**Stated exercise**:
Write out the listing below in full and exactly, leaving out every picture.

(Saved entries)

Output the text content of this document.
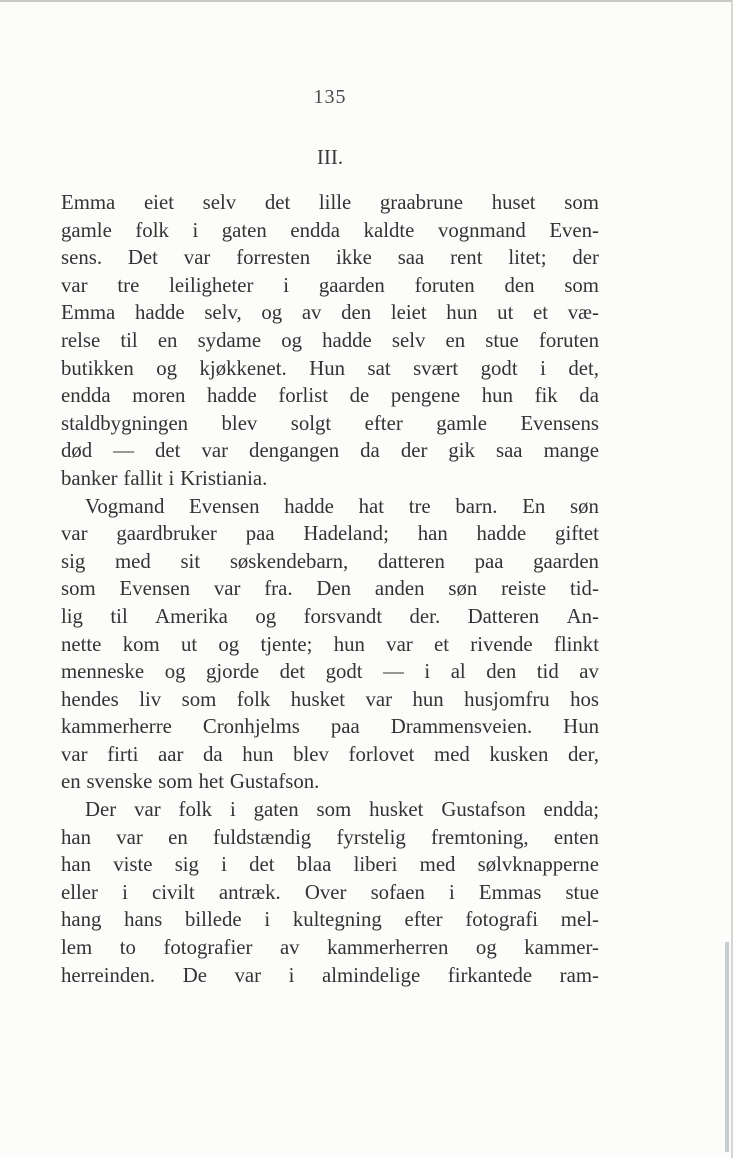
135
III.
Emma eiet selv det lille graabrune huset som
gamle folk i gaten endda kaldte vognmand Even-
sens. Det var forresten ikke saa rent litet; der
var tre leiligheter i gaarden foruten den som
Emma hadde selv, og av den leiet hun ut et væ-
relse til en sydame og hadde selv en stue foruten
butikken og kjøkkenet. Hun sat svært godt i det,
endda moren hadde forlist de pengene hun fik da
staldbygningen blev solgt efter gamle Evensens
død — det var dengangen da der gik saa mange
banker fallit i Kristiania.
Vogmand Evensen hadde hat tre barn. En søn
var gaardbruker paa Hadeland; han hadde giftet
sig med sit søskendebarn, datteren paa gaarden
som Evensen var fra. Den anden søn reiste tid-
lig til Amerika og forsvandt der. Datteren An-
nette kom ut og tjente; hun var et rivende flinkt
menneske og gjorde det godt — i al den tid av
hendes liv som folk husket var hun husjomfru hos
kammerherre Cronhjelms paa Drammensveien. Hun
var firti aar da hun blev forlovet med kusken der,
en svenske som het Gustafson.
Der var folk i gaten som husket Gustafson endda;
han var en fuldstændig fyrstelig fremtoning, enten
han viste sig i det blaa liberi med sølvknapperne
eller i civilt antræk. Over sofaen i Emmas stue
hang hans billede i kultegning efter fotografi mel-
lem to fotografier av kammerherren og kammer-
herreinden. De var i almindelige firkantede ram-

**Result of the task**:
Output the text content of this document.
135
III.
Emma eiet selv det lille graabrune huset som
gamle folk i gaten endda kaldte vognmand Even-
sens. Det var forresten ikke saa rent litet; der
var tre leiligheter i gaarden foruten den som
Emma hadde selv, og av den leiet hun ut et væ-
relse til en sydame og hadde selv en stue foruten
butikken og kjøkkenet. Hun sat svært godt i det,
endda moren hadde forlist de pengene hun fik da
staldbygningen blev solgt efter gamle Evensens
død — det var dengangen da der gik saa mange
banker fallit i Kristiania.
Vogmand Evensen hadde hat tre barn. En søn
var gaardbruker paa Hadeland; han hadde giftet
sig med sit søskendebarn, datteren paa gaarden
som Evensen var fra. Den anden søn reiste tid-
lig til Amerika og forsvandt der. Datteren An-
nette kom ut og tjente; hun var et rivende flinkt
menneske og gjorde det godt — i al den tid av
hendes liv som folk husket var hun husjomfru hos
kammerherre Cronhjelms paa Drammensveien. Hun
var firti aar da hun blev forlovet med kusken der,
en svenske som het Gustafson.
Der var folk i gaten som husket Gustafson endda;
han var en fuldstændig fyrstelig fremtoning, enten
han viste sig i det blaa liberi med sølvknapperne
eller i civilt antræk. Over sofaen i Emmas stue
hang hans billede i kultegning efter fotografi mel-
lem to fotografier av kammerherren og kammer-
herreinden. De var i almindelige firkantede ram-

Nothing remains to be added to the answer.